─── Supplied information

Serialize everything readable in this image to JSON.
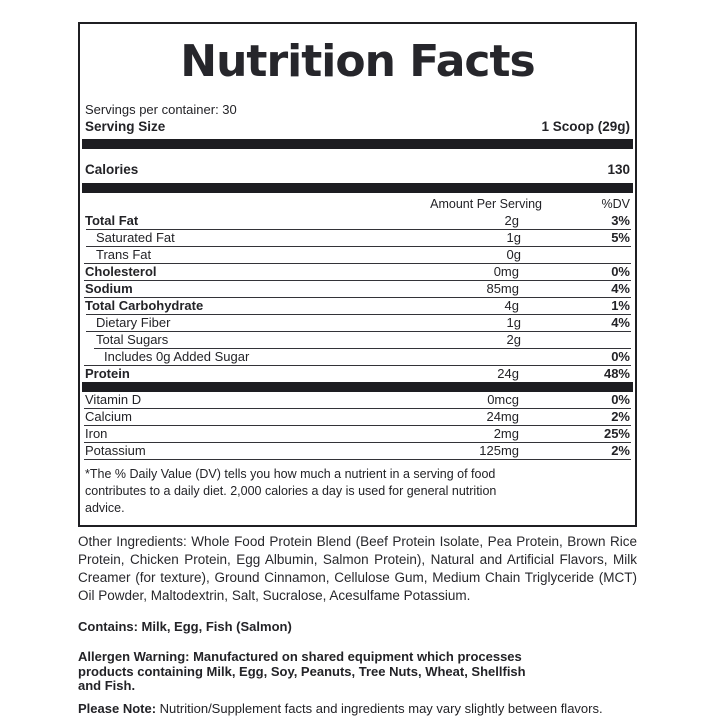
{
  "label": {
    "title": "Nutrition Facts",
    "servings_per_container": "Servings per container: 30",
    "serving_size_label": "Serving Size",
    "serving_size_value": "1 Scoop (29g)",
    "calories_label": "Calories",
    "calories_value": "130",
    "col_amount": "Amount Per Serving",
    "col_dv": "%DV",
    "rows": [
      {
        "name": "Total Fat",
        "amount": "2g",
        "dv": "3%"
      },
      {
        "name": "Saturated Fat",
        "amount": "1g",
        "dv": "5%"
      },
      {
        "name": "Trans Fat",
        "amount": "0g",
        "dv": ""
      },
      {
        "name": "Cholesterol",
        "amount": "0mg",
        "dv": "0%"
      },
      {
        "name": "Sodium",
        "amount": "85mg",
        "dv": "4%"
      },
      {
        "name": "Total Carbohydrate",
        "amount": "4g",
        "dv": "1%"
      },
      {
        "name": "Dietary Fiber",
        "amount": "1g",
        "dv": "4%"
      },
      {
        "name": "Total Sugars",
        "amount": "2g",
        "dv": ""
      },
      {
        "name": "Includes 0g Added Sugar",
        "amount": "",
        "dv": "0%"
      },
      {
        "name": "Protein",
        "amount": "24g",
        "dv": "48%"
      }
    ],
    "micronutrients": [
      {
        "name": "Vitamin D",
        "amount": "0mcg",
        "dv": "0%"
      },
      {
        "name": "Calcium",
        "amount": "24mg",
        "dv": "2%"
      },
      {
        "name": "Iron",
        "amount": "2mg",
        "dv": "25%"
      },
      {
        "name": "Potassium",
        "amount": "125mg",
        "dv": "2%"
      }
    ],
    "footnote_lines": [
      "*The % Daily Value (DV) tells you how much a nutrient in a serving of food",
      "contributes to a daily diet. 2,000 calories a day is used for general nutrition",
      "advice."
    ]
  },
  "below": {
    "other_ingredients": "Other Ingredients: Whole Food Protein Blend (Beef Protein Isolate, Pea Protein, Brown Rice Protein, Chicken Protein, Egg Albumin, Salmon Protein), Natural and Artificial Flavors, Milk Creamer (for texture), Ground Cinnamon, Cellulose Gum, Medium Chain Triglyceride (MCT) Oil Powder, Maltodextrin, Salt, Sucralose, Acesulfame Potassium.",
    "contains": "Contains: Milk, Egg, Fish (Salmon)",
    "allergen_lines": [
      "Allergen Warning: Manufactured on shared equipment which processes",
      "products containing Milk, Egg, Soy, Peanuts, Tree Nuts, Wheat, Shellfish",
      "and Fish."
    ],
    "please_note_label": "Please Note:",
    "please_note_text": " Nutrition/Supplement facts and ingredients may vary slightly between flavors."
  }
}
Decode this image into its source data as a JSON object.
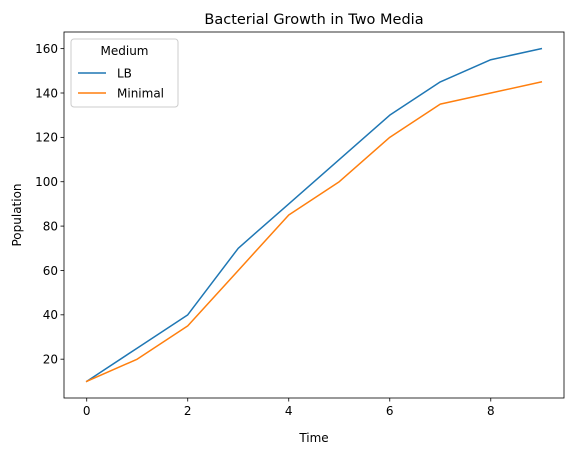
{
  "chart_data": {
    "type": "line",
    "title": "Bacterial Growth in Two Media",
    "xlabel": "Time",
    "ylabel": "Population",
    "x": [
      0,
      1,
      2,
      3,
      4,
      5,
      6,
      7,
      8,
      9
    ],
    "series": [
      {
        "name": "LB",
        "color": "#1f77b4",
        "values": [
          10,
          25,
          40,
          70,
          90,
          110,
          130,
          145,
          155,
          160
        ]
      },
      {
        "name": "Minimal",
        "color": "#ff7f0e",
        "values": [
          10,
          20,
          35,
          60,
          85,
          100,
          120,
          135,
          140,
          145
        ]
      }
    ],
    "xlim": [
      -0.45,
      9.45
    ],
    "ylim": [
      2.5,
      167.5
    ],
    "xticks": [
      0,
      2,
      4,
      6,
      8
    ],
    "yticks": [
      20,
      40,
      60,
      80,
      100,
      120,
      140,
      160
    ],
    "legend": {
      "title": "Medium",
      "position": "top-left"
    },
    "grid": false
  }
}
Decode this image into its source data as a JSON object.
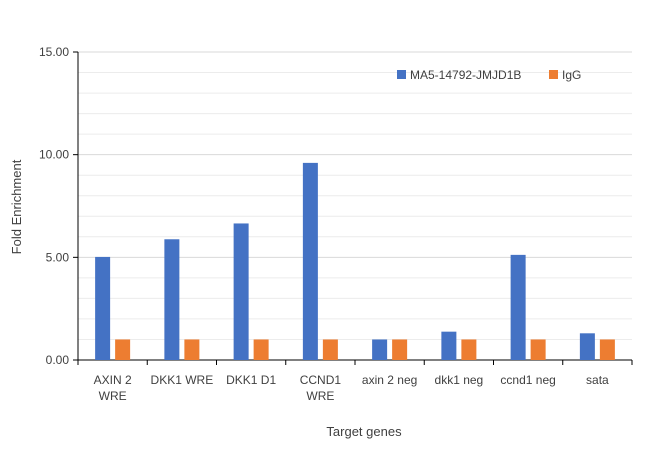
{
  "chart_data": {
    "type": "bar",
    "title": "",
    "xlabel": "Target genes",
    "ylabel": "Fold Enrichment",
    "ylim": [
      0,
      15
    ],
    "yticks": [
      "0.00",
      "5.00",
      "10.00",
      "15.00"
    ],
    "ytick_values": [
      0,
      5,
      10,
      15
    ],
    "minor_grid_step": 1,
    "grid": true,
    "legend_position": "top-right",
    "categories": [
      [
        "AXIN 2",
        "WRE"
      ],
      [
        "DKK1 WRE"
      ],
      [
        "DKK1 D1"
      ],
      [
        "CCND1",
        "WRE"
      ],
      [
        "axin 2 neg"
      ],
      [
        "dkk1 neg"
      ],
      [
        "ccnd1 neg"
      ],
      [
        "sata"
      ]
    ],
    "series": [
      {
        "name": "MA5-14792-JMJD1B",
        "color": "#4472c4",
        "values": [
          5.02,
          5.88,
          6.65,
          9.6,
          1.0,
          1.38,
          5.12,
          1.3
        ]
      },
      {
        "name": "IgG",
        "color": "#ed7d31",
        "values": [
          1.0,
          1.0,
          1.0,
          1.0,
          1.0,
          1.0,
          1.0,
          1.0
        ]
      }
    ]
  }
}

──────

■ **Task description**
A precise repetition of every entry, free of pictures, is the expected answer.

■ **Answer below**
Serialize everything readable in this image to JSON.
{
  "label": {
    "title": "Nutrition Facts",
    "servings_per_container": "Servings per container: 30",
    "serving_size_label": "Serving Size",
    "serving_size_value": "1 Scoop (29g)",
    "calories_label": "Calories",
    "calories_value": "130",
    "col_amount": "Amount Per Serving",
    "col_dv": "%DV",
    "rows": [
      {
        "name": "Total Fat",
        "amount": "2g",
        "dv": "3%"
      },
      {
        "name": "Saturated Fat",
        "amount": "1g",
        "dv": "5%"
      },
      {
        "name": "Trans Fat",
        "amount": "0g",
        "dv": ""
      },
      {
        "name": "Cholesterol",
        "amount": "0mg",
        "dv": "0%"
      },
      {
        "name": "Sodium",
        "amount": "85mg",
        "dv": "4%"
      },
      {
        "name": "Total Carbohydrate",
        "amount": "4g",
        "dv": "1%"
      },
      {
        "name": "Dietary Fiber",
        "amount": "1g",
        "dv": "4%"
      },
      {
        "name": "Total Sugars",
        "amount": "2g",
        "dv": ""
      },
      {
        "name": "Includes 0g Added Sugar",
        "amount": "",
        "dv": "0%"
      },
      {
        "name": "Protein",
        "amount": "24g",
        "dv": "48%"
      }
    ],
    "micronutrients": [
      {
        "name": "Vitamin D",
        "amount": "0mcg",
        "dv": "0%"
      },
      {
        "name": "Calcium",
        "amount": "24mg",
        "dv": "2%"
      },
      {
        "name": "Iron",
        "amount": "2mg",
        "dv": "25%"
      },
      {
        "name": "Potassium",
        "amount": "125mg",
        "dv": "2%"
      }
    ],
    "footnote_lines": [
      "*The % Daily Value (DV) tells you how much a nutrient in a serving of food",
      "contributes to a daily diet. 2,000 calories a day is used for general nutrition",
      "advice."
    ]
  },
  "below": {
    "other_ingredients": "Other Ingredients: Whole Food Protein Blend (Beef Protein Isolate, Pea Protein, Brown Rice Protein, Chicken Protein, Egg Albumin, Salmon Protein), Natural and Artificial Flavors, Milk Creamer (for texture), Ground Cinnamon, Cellulose Gum, Medium Chain Triglyceride (MCT) Oil Powder, Maltodextrin, Salt, Sucralose, Acesulfame Potassium.",
    "contains": "Contains: Milk, Egg, Fish (Salmon)",
    "allergen_lines": [
      "Allergen Warning: Manufactured on shared equipment which processes",
      "products containing Milk, Egg, Soy, Peanuts, Tree Nuts, Wheat, Shellfish",
      "and Fish."
    ],
    "please_note_label": "Please Note:",
    "please_note_text": " Nutrition/Supplement facts and ingredients may vary slightly between flavors."
  }
}
Decode this image into its source data as a JSON object.
{
  "chart_data": {
    "type": "line",
    "title": "Bacterial Growth in Two Media",
    "xlabel": "Time",
    "ylabel": "Population",
    "x": [
      0,
      1,
      2,
      3,
      4,
      5,
      6,
      7,
      8,
      9
    ],
    "series": [
      {
        "name": "LB",
        "color": "#1f77b4",
        "values": [
          10,
          25,
          40,
          70,
          90,
          110,
          130,
          145,
          155,
          160
        ]
      },
      {
        "name": "Minimal",
        "color": "#ff7f0e",
        "values": [
          10,
          20,
          35,
          60,
          85,
          100,
          120,
          135,
          140,
          145
        ]
      }
    ],
    "xlim": [
      -0.45,
      9.45
    ],
    "ylim": [
      2.5,
      167.5
    ],
    "xticks": [
      0,
      2,
      4,
      6,
      8
    ],
    "yticks": [
      20,
      40,
      60,
      80,
      100,
      120,
      140,
      160
    ],
    "legend": {
      "title": "Medium",
      "position": "top-left"
    },
    "grid": false
  }
}
Decode this image into its source data as a JSON object.
{
  "chart_data": {
    "type": "bar",
    "title": "",
    "xlabel": "Target genes",
    "ylabel": "Fold Enrichment",
    "ylim": [
      0,
      15
    ],
    "yticks": [
      "0.00",
      "5.00",
      "10.00",
      "15.00"
    ],
    "ytick_values": [
      0,
      5,
      10,
      15
    ],
    "minor_grid_step": 1,
    "grid": true,
    "legend_position": "top-right",
    "categories": [
      [
        "AXIN 2",
        "WRE"
      ],
      [
        "DKK1 WRE"
      ],
      [
        "DKK1 D1"
      ],
      [
        "CCND1",
        "WRE"
      ],
      [
        "axin 2 neg"
      ],
      [
        "dkk1 neg"
      ],
      [
        "ccnd1 neg"
      ],
      [
        "sata"
      ]
    ],
    "series": [
      {
        "name": "MA5-14792-JMJD1B",
        "color": "#4472c4",
        "values": [
          5.02,
          5.88,
          6.65,
          9.6,
          1.0,
          1.38,
          5.12,
          1.3
        ]
      },
      {
        "name": "IgG",
        "color": "#ed7d31",
        "values": [
          1.0,
          1.0,
          1.0,
          1.0,
          1.0,
          1.0,
          1.0,
          1.0
        ]
      }
    ]
  }
}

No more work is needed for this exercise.